▶ [Task details]
Filter out everything except lines holding "year".

[Stored data]

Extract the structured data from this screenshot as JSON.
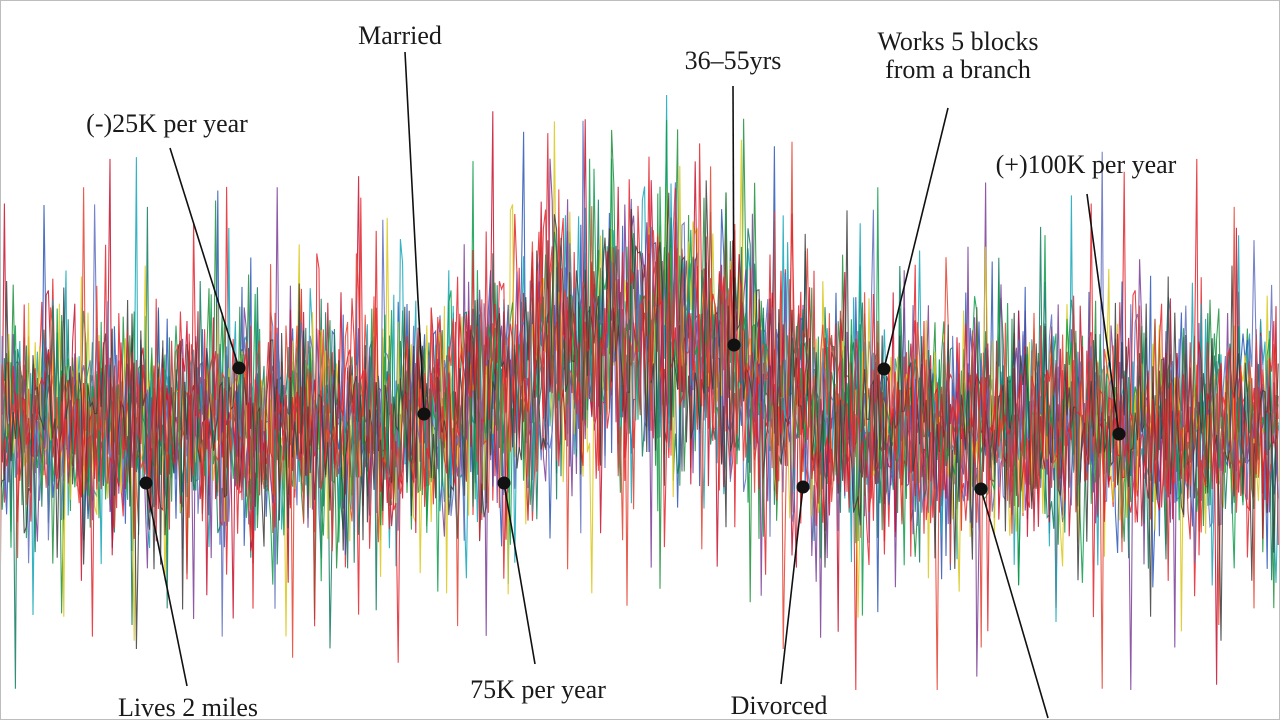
{
  "palette": [
    "#e3232c",
    "#1f8f3a",
    "#2b56b8",
    "#13a6b8",
    "#7a3d97",
    "#0e7a5e",
    "#d9c716",
    "#c8102e",
    "#5f6fbf",
    "#0d9c4a",
    "#e5412f",
    "#3c3c3c"
  ],
  "labels": [
    {
      "id": "married",
      "text": "Married"
    },
    {
      "id": "age",
      "text": "36–55yrs"
    },
    {
      "id": "works",
      "line1": "Works 5 blocks",
      "line2": "from a branch"
    },
    {
      "id": "low-income",
      "text": "(-)25K per year"
    },
    {
      "id": "high-income",
      "text": "(+)100K per year"
    },
    {
      "id": "lives",
      "text": "Lives 2 miles"
    },
    {
      "id": "mid-income",
      "text": "75K per year"
    },
    {
      "id": "divorced",
      "text": "Divorced"
    }
  ]
}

▶ [Answer in full]
      "text": "(-)25K per year"
      "text": "(+)100K per year"
      "text": "75K per year"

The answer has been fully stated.